▶ [WHAT YOU ARE ASKED TO DO]:
Bring together all lines of the material below that contain the string "JSON".

▶ [INPUT DATA]:
----
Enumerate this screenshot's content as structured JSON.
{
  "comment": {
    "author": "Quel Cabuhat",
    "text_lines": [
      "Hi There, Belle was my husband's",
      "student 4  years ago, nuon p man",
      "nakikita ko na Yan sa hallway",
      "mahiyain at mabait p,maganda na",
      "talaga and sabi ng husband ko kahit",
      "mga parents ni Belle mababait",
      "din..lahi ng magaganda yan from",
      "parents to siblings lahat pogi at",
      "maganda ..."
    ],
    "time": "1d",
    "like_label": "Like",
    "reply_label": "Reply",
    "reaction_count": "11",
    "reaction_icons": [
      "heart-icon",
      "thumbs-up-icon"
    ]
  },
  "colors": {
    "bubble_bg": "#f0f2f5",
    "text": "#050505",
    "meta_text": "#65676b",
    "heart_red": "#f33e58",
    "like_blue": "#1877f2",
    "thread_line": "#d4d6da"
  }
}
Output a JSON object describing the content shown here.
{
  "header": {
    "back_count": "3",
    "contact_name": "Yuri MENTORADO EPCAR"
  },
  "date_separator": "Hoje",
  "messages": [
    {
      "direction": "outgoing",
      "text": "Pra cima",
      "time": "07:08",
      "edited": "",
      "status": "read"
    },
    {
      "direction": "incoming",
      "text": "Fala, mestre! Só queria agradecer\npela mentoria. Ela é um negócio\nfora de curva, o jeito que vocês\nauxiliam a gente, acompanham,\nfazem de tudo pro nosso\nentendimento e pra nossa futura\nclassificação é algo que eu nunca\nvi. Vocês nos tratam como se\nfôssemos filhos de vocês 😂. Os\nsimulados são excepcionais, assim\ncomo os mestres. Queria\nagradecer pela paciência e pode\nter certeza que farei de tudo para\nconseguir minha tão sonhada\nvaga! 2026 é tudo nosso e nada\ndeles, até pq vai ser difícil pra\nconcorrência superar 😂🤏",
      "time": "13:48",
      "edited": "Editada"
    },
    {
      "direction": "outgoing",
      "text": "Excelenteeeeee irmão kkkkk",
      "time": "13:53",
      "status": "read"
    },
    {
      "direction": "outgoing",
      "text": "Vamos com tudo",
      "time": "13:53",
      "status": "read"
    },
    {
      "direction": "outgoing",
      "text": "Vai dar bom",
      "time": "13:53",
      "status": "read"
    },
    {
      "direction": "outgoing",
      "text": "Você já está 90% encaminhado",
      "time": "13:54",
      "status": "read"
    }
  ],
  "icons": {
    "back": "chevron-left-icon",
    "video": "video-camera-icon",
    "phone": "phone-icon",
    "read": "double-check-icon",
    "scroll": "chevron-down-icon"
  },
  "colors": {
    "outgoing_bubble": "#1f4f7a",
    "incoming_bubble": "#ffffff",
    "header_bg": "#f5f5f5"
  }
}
----
▶ [CORRECT ANSWER]:
Enumerate this screenshot's content as structured JSON.
Output a JSON object describing the content shown here.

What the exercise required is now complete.